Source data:

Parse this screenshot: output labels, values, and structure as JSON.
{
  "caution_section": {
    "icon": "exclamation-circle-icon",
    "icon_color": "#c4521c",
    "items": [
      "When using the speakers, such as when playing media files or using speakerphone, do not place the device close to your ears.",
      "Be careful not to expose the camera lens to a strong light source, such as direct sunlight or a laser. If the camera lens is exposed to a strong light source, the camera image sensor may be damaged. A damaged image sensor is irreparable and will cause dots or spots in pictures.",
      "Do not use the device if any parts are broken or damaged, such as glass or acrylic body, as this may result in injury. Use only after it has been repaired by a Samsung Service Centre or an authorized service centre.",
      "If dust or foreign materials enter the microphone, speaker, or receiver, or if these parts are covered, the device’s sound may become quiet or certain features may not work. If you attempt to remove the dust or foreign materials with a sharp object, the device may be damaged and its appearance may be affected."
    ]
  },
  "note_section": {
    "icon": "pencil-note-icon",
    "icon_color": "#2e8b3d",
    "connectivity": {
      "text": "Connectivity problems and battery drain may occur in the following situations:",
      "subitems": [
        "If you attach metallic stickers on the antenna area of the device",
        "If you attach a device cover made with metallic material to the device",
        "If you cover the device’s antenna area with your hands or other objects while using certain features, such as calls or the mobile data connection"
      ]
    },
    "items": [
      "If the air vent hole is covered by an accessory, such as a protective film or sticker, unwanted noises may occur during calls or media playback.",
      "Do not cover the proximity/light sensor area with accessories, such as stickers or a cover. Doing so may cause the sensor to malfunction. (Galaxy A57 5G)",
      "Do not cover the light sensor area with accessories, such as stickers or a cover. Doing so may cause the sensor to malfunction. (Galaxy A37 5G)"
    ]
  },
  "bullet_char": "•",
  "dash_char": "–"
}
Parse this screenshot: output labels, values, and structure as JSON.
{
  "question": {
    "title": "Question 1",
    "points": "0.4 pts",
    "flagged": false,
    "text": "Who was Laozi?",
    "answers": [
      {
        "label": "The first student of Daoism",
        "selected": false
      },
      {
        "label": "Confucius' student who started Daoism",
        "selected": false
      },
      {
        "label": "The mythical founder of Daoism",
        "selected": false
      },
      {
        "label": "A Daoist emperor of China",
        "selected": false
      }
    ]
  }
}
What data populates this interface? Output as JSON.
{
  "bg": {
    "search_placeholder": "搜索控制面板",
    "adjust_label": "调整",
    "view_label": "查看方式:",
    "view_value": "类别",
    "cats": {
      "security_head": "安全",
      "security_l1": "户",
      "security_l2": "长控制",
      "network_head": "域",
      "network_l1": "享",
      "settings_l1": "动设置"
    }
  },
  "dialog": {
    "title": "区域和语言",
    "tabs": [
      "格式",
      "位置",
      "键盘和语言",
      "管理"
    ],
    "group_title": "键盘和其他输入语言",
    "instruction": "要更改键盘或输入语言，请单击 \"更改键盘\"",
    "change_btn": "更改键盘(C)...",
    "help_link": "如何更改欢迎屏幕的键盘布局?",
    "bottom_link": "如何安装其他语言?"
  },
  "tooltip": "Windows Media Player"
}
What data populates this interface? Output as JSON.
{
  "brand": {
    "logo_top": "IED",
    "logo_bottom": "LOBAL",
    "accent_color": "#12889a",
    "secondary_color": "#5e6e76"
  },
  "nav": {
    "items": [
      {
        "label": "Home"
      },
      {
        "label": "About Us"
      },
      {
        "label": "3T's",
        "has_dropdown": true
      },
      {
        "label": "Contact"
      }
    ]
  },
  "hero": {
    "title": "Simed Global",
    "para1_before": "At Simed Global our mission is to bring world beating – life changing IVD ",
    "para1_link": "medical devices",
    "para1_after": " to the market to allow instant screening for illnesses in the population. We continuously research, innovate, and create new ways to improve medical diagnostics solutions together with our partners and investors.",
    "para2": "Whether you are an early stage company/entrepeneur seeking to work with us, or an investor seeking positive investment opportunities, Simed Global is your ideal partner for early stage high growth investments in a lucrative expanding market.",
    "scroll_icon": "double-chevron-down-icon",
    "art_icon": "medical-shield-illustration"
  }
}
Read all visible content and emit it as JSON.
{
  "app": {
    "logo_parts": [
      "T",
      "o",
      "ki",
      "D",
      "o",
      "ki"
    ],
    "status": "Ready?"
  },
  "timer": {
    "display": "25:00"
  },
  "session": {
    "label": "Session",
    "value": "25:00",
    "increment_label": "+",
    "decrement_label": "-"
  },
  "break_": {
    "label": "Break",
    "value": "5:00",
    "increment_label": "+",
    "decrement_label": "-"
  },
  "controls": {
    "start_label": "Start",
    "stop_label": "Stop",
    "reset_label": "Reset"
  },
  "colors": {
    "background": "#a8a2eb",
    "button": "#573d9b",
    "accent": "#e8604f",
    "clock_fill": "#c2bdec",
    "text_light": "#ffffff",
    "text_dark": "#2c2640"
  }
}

§ **Task prompt**
Your task is to repeat each line of the material exactly.

§ **Task result**
Parse this screenshot: output labels, values, and structure as JSON.
{
  "caution_section": {
    "icon": "exclamation-circle-icon",
    "icon_color": "#c4521c",
    "items": [
      "When using the speakers, such as when playing media files or using speakerphone, do not place the device close to your ears.",
      "Be careful not to expose the camera lens to a strong light source, such as direct sunlight or a laser. If the camera lens is exposed to a strong light source, the camera image sensor may be damaged. A damaged image sensor is irreparable and will cause dots or spots in pictures.",
      "Do not use the device if any parts are broken or damaged, such as glass or acrylic body, as this may result in injury. Use only after it has been repaired by a Samsung Service Centre or an authorized service centre.",
      "If dust or foreign materials enter the microphone, speaker, or receiver, or if these parts are covered, the device’s sound may become quiet or certain features may not work. If you attempt to remove the dust or foreign materials with a sharp object, the device may be damaged and its appearance may be affected."
    ]
  },
  "note_section": {
    "icon": "pencil-note-icon",
    "icon_color": "#2e8b3d",
    "connectivity": {
      "text": "Connectivity problems and battery drain may occur in the following situations:",
      "subitems": [
        "If you attach metallic stickers on the antenna area of the device",
        "If you attach a device cover made with metallic material to the device",
        "If you cover the device’s antenna area with your hands or other objects while using certain features, such as calls or the mobile data connection"
      ]
    },
    "items": [
      "If the air vent hole is covered by an accessory, such as a protective film or sticker, unwanted noises may occur during calls or media playback.",
      "Do not cover the proximity/light sensor area with accessories, such as stickers or a cover. Doing so may cause the sensor to malfunction. (Galaxy A57 5G)",
      "Do not cover the light sensor area with accessories, such as stickers or a cover. Doing so may cause the sensor to malfunction. (Galaxy A37 5G)"
    ]
  },
  "bullet_char": "•",
  "dash_char": "–"
}
Parse this screenshot: output labels, values, and structure as JSON.
{
  "question": {
    "title": "Question 1",
    "points": "0.4 pts",
    "flagged": false,
    "text": "Who was Laozi?",
    "answers": [
      {
        "label": "The first student of Daoism",
        "selected": false
      },
      {
        "label": "Confucius' student who started Daoism",
        "selected": false
      },
      {
        "label": "The mythical founder of Daoism",
        "selected": false
      },
      {
        "label": "A Daoist emperor of China",
        "selected": false
      }
    ]
  }
}
What data populates this interface? Output as JSON.
{
  "bg": {
    "search_placeholder": "搜索控制面板",
    "adjust_label": "调整",
    "view_label": "查看方式:",
    "view_value": "类别",
    "cats": {
      "security_head": "安全",
      "security_l1": "户",
      "security_l2": "长控制",
      "network_head": "域",
      "network_l1": "享",
      "settings_l1": "动设置"
    }
  },
  "dialog": {
    "title": "区域和语言",
    "tabs": [
      "格式",
      "位置",
      "键盘和语言",
      "管理"
    ],
    "group_title": "键盘和其他输入语言",
    "instruction": "要更改键盘或输入语言，请单击 \"更改键盘\"",
    "change_btn": "更改键盘(C)...",
    "help_link": "如何更改欢迎屏幕的键盘布局?",
    "bottom_link": "如何安装其他语言?"
  },
  "tooltip": "Windows Media Player"
}
What data populates this interface? Output as JSON.
{
  "brand": {
    "logo_top": "IED",
    "logo_bottom": "LOBAL",
    "accent_color": "#12889a",
    "secondary_color": "#5e6e76"
  },
  "nav": {
    "items": [
      {
        "label": "Home"
      },
      {
        "label": "About Us"
      },
      {
        "label": "3T's",
        "has_dropdown": true
      },
      {
        "label": "Contact"
      }
    ]
  },
  "hero": {
    "title": "Simed Global",
    "para1_before": "At Simed Global our mission is to bring world beating – life changing IVD ",
    "para1_link": "medical devices",
    "para1_after": " to the market to allow instant screening for illnesses in the population. We continuously research, innovate, and create new ways to improve medical diagnostics solutions together with our partners and investors.",
    "para2": "Whether you are an early stage company/entrepeneur seeking to work with us, or an investor seeking positive investment opportunities, Simed Global is your ideal partner for early stage high growth investments in a lucrative expanding market.",
    "scroll_icon": "double-chevron-down-icon",
    "art_icon": "medical-shield-illustration"
  }
}
Read all visible content and emit it as JSON.
{
  "app": {
    "logo_parts": [
      "T",
      "o",
      "ki",
      "D",
      "o",
      "ki"
    ],
    "status": "Ready?"
  },
  "timer": {
    "display": "25:00"
  },
  "session": {
    "label": "Session",
    "value": "25:00",
    "increment_label": "+",
    "decrement_label": "-"
  },
  "break_": {
    "label": "Break",
    "value": "5:00",
    "increment_label": "+",
    "decrement_label": "-"
  },
  "controls": {
    "start_label": "Start",
    "stop_label": "Stop",
    "reset_label": "Reset"
  },
  "colors": {
    "background": "#a8a2eb",
    "button": "#573d9b",
    "accent": "#e8604f",
    "clock_fill": "#c2bdec",
    "text_light": "#ffffff",
    "text_dark": "#2c2640"
  }
}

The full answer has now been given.